#### DATA TO USE:

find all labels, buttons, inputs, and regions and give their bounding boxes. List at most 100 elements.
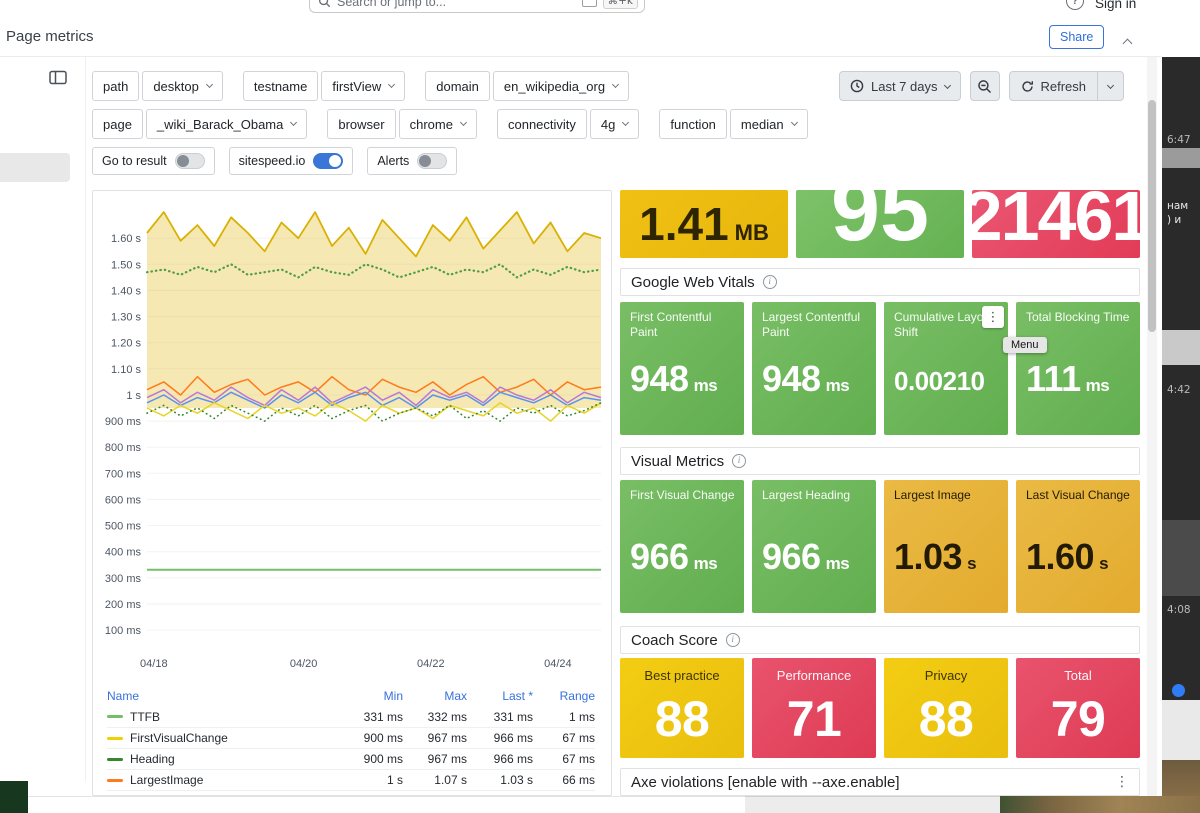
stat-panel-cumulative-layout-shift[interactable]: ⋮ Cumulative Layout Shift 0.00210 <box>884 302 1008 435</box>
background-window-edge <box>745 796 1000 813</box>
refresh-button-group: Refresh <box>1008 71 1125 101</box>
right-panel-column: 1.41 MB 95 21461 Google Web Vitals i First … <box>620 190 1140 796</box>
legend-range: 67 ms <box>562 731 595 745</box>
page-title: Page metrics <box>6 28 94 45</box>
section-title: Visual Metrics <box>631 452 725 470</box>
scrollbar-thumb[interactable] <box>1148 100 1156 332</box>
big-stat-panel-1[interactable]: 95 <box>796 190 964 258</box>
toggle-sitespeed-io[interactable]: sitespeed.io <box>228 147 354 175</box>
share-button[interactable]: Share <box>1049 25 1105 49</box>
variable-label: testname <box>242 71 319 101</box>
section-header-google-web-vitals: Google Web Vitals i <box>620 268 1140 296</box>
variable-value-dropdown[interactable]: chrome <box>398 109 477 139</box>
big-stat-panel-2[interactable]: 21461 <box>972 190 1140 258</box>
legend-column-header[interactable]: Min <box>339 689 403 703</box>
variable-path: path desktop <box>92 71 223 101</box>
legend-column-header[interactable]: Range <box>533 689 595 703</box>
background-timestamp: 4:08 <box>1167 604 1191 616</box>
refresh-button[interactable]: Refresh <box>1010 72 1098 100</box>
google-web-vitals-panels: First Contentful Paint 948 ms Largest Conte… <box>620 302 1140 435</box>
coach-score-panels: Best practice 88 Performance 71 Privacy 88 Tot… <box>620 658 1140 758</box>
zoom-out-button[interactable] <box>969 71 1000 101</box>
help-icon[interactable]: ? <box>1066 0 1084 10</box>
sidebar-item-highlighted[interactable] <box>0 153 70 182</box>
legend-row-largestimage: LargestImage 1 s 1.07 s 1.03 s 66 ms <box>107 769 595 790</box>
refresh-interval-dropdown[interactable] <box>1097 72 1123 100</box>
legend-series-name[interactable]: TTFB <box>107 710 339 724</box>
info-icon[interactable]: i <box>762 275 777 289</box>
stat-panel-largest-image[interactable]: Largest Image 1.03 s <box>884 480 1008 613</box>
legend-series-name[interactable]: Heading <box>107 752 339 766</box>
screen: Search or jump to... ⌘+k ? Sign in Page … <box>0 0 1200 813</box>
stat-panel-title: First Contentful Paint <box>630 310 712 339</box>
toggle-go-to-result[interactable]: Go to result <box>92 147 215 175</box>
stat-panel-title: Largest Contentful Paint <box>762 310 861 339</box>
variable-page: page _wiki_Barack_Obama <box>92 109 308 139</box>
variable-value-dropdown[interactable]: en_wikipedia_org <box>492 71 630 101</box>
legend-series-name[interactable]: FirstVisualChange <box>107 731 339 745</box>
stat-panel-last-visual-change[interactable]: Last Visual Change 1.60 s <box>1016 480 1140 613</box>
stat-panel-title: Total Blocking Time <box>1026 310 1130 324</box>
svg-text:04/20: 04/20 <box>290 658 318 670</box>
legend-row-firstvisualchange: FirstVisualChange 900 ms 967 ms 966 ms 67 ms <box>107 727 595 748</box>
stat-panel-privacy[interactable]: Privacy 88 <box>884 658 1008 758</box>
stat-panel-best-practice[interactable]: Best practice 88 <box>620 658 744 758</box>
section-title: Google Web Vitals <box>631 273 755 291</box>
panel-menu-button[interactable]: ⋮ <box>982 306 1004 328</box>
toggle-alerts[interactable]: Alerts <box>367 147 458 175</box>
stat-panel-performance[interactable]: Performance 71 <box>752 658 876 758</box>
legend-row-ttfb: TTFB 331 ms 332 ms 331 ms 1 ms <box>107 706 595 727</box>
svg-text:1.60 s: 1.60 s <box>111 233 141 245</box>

#### OBJECTIVE:
Copy out every item again, substituting "panel-heading" for "stat-panel-title" and changing nothing else. Omit the pictures.

#### RESPONSE TO THE TASK:
find all labels, buttons, inputs, and regions and give their bounding boxes. List at most 100 elements.
stat-panel-cumulative-layout-shift[interactable]: ⋮ Cumulative Layout Shift 0.00210 <box>884 302 1008 435</box>
background-window-edge <box>745 796 1000 813</box>
refresh-button-group: Refresh <box>1008 71 1125 101</box>
right-panel-column: 1.41 MB 95 21461 Google Web Vitals i First … <box>620 190 1140 796</box>
legend-range: 67 ms <box>562 731 595 745</box>
page-title: Page metrics <box>6 28 94 45</box>
section-title: Visual Metrics <box>631 452 725 470</box>
scrollbar-thumb[interactable] <box>1148 100 1156 332</box>
big-stat-panel-1[interactable]: 95 <box>796 190 964 258</box>
toggle-sitespeed-io[interactable]: sitespeed.io <box>228 147 354 175</box>
share-button[interactable]: Share <box>1049 25 1105 49</box>
variable-label: testname <box>242 71 319 101</box>
section-header-google-web-vitals: Google Web Vitals i <box>620 268 1140 296</box>
variable-value-dropdown[interactable]: chrome <box>398 109 477 139</box>
big-stat-panel-2[interactable]: 21461 <box>972 190 1140 258</box>
legend-column-header[interactable]: Min <box>339 689 403 703</box>
variable-path: path desktop <box>92 71 223 101</box>
legend-column-header[interactable]: Range <box>533 689 595 703</box>
background-timestamp: 4:08 <box>1167 604 1191 616</box>
refresh-button[interactable]: Refresh <box>1010 72 1098 100</box>
google-web-vitals-panels: First Contentful Paint 948 ms Largest Conte… <box>620 302 1140 435</box>
coach-score-panels: Best practice 88 Performance 71 Privacy 88 Tot… <box>620 658 1140 758</box>
zoom-out-button[interactable] <box>969 71 1000 101</box>
help-icon[interactable]: ? <box>1066 0 1084 10</box>
sidebar-item-highlighted[interactable] <box>0 153 70 182</box>
legend-row-largestimage: LargestImage 1 s 1.07 s 1.03 s 66 ms <box>107 769 595 790</box>
refresh-interval-dropdown[interactable] <box>1097 72 1123 100</box>
legend-series-name[interactable]: TTFB <box>107 710 339 724</box>
info-icon[interactable]: i <box>762 275 777 289</box>
stat-panel-largest-image[interactable]: Largest Image 1.03 s <box>884 480 1008 613</box>
legend-series-name[interactable]: Heading <box>107 752 339 766</box>
screen: Search or jump to... ⌘+k ? Sign in Page … <box>0 0 1200 813</box>
panel-heading: First Contentful Paint <box>630 310 712 339</box>
toggle-go-to-result[interactable]: Go to result <box>92 147 215 175</box>
panel-heading: Largest Contentful Paint <box>762 310 861 339</box>
variable-page: page _wiki_Barack_Obama <box>92 109 308 139</box>
variable-value-dropdown[interactable]: en_wikipedia_org <box>492 71 630 101</box>
legend-series-name[interactable]: FirstVisualChange <box>107 731 339 745</box>
stat-panel-last-visual-change[interactable]: Last Visual Change 1.60 s <box>1016 480 1140 613</box>
panel-heading: Total Blocking Time <box>1026 310 1130 324</box>
svg-text:04/20: 04/20 <box>290 658 318 670</box>
legend-row-firstvisualchange: FirstVisualChange 900 ms 967 ms 966 ms 67 ms <box>107 727 595 748</box>
stat-panel-privacy[interactable]: Privacy 88 <box>884 658 1008 758</box>
stat-panel-best-practice[interactable]: Best practice 88 <box>620 658 744 758</box>
section-title: Google Web Vitals <box>631 273 755 291</box>
panel-menu-button[interactable]: ⋮ <box>982 306 1004 328</box>
toggle-alerts[interactable]: Alerts <box>367 147 458 175</box>
stat-panel-performance[interactable]: Performance 71 <box>752 658 876 758</box>
legend-row-ttfb: TTFB 331 ms 332 ms 331 ms 1 ms <box>107 706 595 727</box>
svg-text:1.60 s: 1.60 s <box>111 233 141 245</box>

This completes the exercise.